- [Problem details] Print all entries precisely as they are written.

- [Entries taken from a collection]
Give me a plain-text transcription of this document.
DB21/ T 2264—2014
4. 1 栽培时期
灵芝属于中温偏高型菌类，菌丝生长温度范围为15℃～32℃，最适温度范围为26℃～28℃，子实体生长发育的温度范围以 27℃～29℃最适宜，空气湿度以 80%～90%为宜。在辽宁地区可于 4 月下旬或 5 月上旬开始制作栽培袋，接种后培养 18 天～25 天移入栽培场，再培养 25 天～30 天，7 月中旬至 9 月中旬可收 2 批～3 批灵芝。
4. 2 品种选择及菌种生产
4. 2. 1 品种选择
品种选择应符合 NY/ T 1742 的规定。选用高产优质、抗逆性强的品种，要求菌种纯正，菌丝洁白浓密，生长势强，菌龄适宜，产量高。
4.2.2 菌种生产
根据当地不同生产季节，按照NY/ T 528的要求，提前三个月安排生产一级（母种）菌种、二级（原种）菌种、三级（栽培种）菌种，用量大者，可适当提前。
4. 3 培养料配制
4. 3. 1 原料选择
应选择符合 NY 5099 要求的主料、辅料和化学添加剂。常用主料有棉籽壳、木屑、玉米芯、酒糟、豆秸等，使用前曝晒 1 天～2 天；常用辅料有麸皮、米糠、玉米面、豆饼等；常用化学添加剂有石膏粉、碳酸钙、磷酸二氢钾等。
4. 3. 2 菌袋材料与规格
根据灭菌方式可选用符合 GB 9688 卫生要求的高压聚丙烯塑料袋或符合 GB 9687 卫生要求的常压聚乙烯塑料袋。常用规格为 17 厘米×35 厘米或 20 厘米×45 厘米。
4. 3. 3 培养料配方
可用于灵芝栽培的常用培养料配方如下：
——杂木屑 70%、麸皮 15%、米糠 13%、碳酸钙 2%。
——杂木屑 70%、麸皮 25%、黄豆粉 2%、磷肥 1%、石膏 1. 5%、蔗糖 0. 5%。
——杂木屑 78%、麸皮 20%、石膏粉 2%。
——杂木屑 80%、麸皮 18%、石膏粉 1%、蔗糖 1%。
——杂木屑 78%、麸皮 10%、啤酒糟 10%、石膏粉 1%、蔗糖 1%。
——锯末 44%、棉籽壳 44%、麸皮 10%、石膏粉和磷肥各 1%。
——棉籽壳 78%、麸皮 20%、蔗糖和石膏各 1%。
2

- [Finished task]
Give me a plain-text transcription of this document.
DB21/ T 2264—2014
4. 1 栽培时期
灵芝属于中温偏高型菌类，菌丝生长温度范围为15℃～32℃，最适温度范围为26℃～28℃，子实体生长发育的温度范围以 27℃～29℃最适宜，空气湿度以 80%～90%为宜。在辽宁地区可于 4 月下旬或 5 月上旬开始制作栽培袋，接种后培养 18 天～25 天移入栽培场，再培养 25 天～30 天，7 月中旬至 9 月中旬可收 2 批～3 批灵芝。
4. 2 品种选择及菌种生产
4. 2. 1 品种选择
品种选择应符合 NY/ T 1742 的规定。选用高产优质、抗逆性强的品种，要求菌种纯正，菌丝洁白浓密，生长势强，菌龄适宜，产量高。
4.2.2 菌种生产
根据当地不同生产季节，按照NY/ T 528的要求，提前三个月安排生产一级（母种）菌种、二级（原种）菌种、三级（栽培种）菌种，用量大者，可适当提前。
4. 3 培养料配制
4. 3. 1 原料选择
应选择符合 NY 5099 要求的主料、辅料和化学添加剂。常用主料有棉籽壳、木屑、玉米芯、酒糟、豆秸等，使用前曝晒 1 天～2 天；常用辅料有麸皮、米糠、玉米面、豆饼等；常用化学添加剂有石膏粉、碳酸钙、磷酸二氢钾等。
4. 3. 2 菌袋材料与规格
根据灭菌方式可选用符合 GB 9688 卫生要求的高压聚丙烯塑料袋或符合 GB 9687 卫生要求的常压聚乙烯塑料袋。常用规格为 17 厘米×35 厘米或 20 厘米×45 厘米。
4. 3. 3 培养料配方
可用于灵芝栽培的常用培养料配方如下：
——杂木屑 70%、麸皮 15%、米糠 13%、碳酸钙 2%。
——杂木屑 70%、麸皮 25%、黄豆粉 2%、磷肥 1%、石膏 1. 5%、蔗糖 0. 5%。
——杂木屑 78%、麸皮 20%、石膏粉 2%。
——杂木屑 80%、麸皮 18%、石膏粉 1%、蔗糖 1%。
——杂木屑 78%、麸皮 10%、啤酒糟 10%、石膏粉 1%、蔗糖 1%。
——锯末 44%、棉籽壳 44%、麸皮 10%、石膏粉和磷肥各 1%。
——棉籽壳 78%、麸皮 20%、蔗糖和石膏各 1%。
2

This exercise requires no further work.